Your objective » Repeat, exactly and completely, the material that follows. Omit the pictures.

Available data »
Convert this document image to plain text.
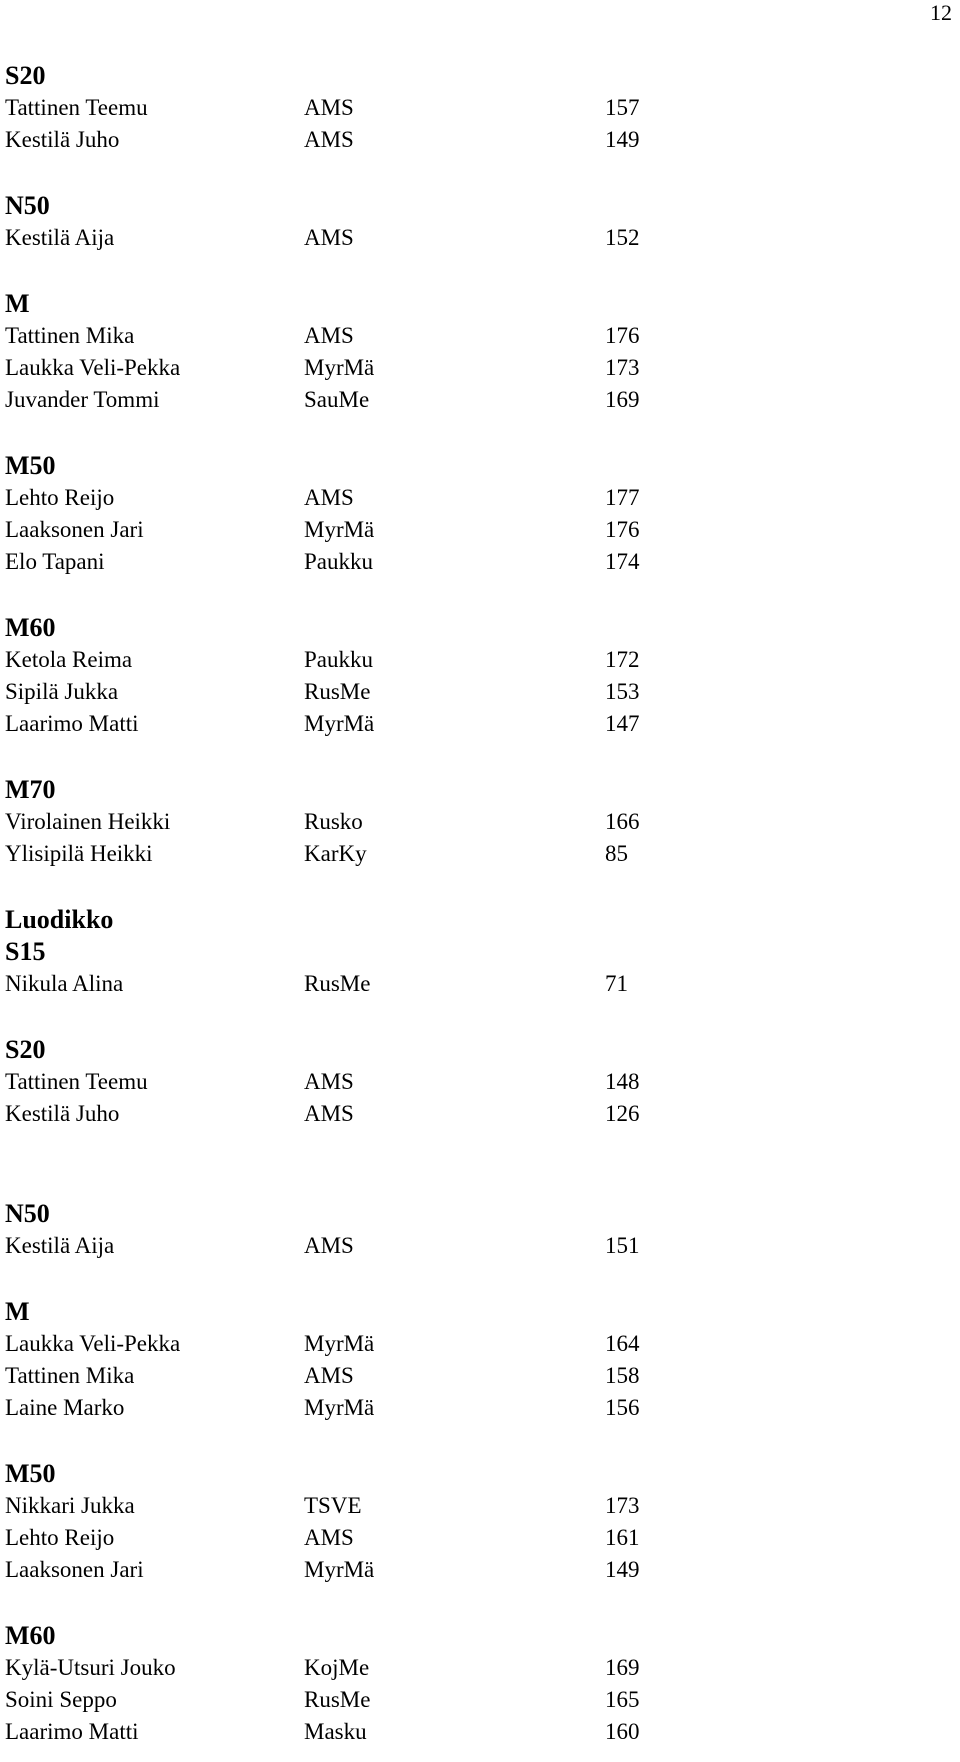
12
S20
Tattinen Teemu	AMS	157
Kestilä Juho	AMS	149
N50
Kestilä Aija	AMS	152
M
Tattinen Mika	AMS	176
Laukka Veli-Pekka	MyrMä	173
Juvander Tommi	SauMe	169
M50
Lehto Reijo	AMS	177
Laaksonen Jari	MyrMä	176
Elo Tapani	Paukku	174
M60
Ketola Reima	Paukku	172
Sipilä Jukka	RusMe	153
Laarimo Matti	MyrMä	147
M70
Virolainen Heikki	Rusko	166
Ylisipilä Heikki	KarKy	85
Luodikko
S15
Nikula Alina	RusMe	71
S20
Tattinen Teemu	AMS	148
Kestilä Juho	AMS	126
N50
Kestilä Aija	AMS	151
M
Laukka Veli-Pekka	MyrMä	164
Tattinen Mika	AMS	158
Laine Marko	MyrMä	156
M50
Nikkari Jukka	TSVE	173
Lehto Reijo	AMS	161
Laaksonen Jari	MyrMä	149
M60
Kylä-Utsuri Jouko	KojMe	169
Soini Seppo	RusMe	165
Laarimo Matti	Masku	160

Reply to the task »
Convert this document image to plain text.
12
S20
Tattinen Teemu	AMS	157
Kestilä Juho	AMS	149
N50
Kestilä Aija	AMS	152
M
Tattinen Mika	AMS	176
Laukka Veli-Pekka	MyrMä	173
Juvander Tommi	SauMe	169
M50
Lehto Reijo	AMS	177
Laaksonen Jari	MyrMä	176
Elo Tapani	Paukku	174
M60
Ketola Reima	Paukku	172
Sipilä Jukka	RusMe	153
Laarimo Matti	MyrMä	147
M70
Virolainen Heikki	Rusko	166
Ylisipilä Heikki	KarKy	85
Luodikko
S15
Nikula Alina	RusMe	71
S20
Tattinen Teemu	AMS	148
Kestilä Juho	AMS	126
N50
Kestilä Aija	AMS	151
M
Laukka Veli-Pekka	MyrMä	164
Tattinen Mika	AMS	158
Laine Marko	MyrMä	156
M50
Nikkari Jukka	TSVE	173
Lehto Reijo	AMS	161
Laaksonen Jari	MyrMä	149
M60
Kylä-Utsuri Jouko	KojMe	169
Soini Seppo	RusMe	165
Laarimo Matti	Masku	160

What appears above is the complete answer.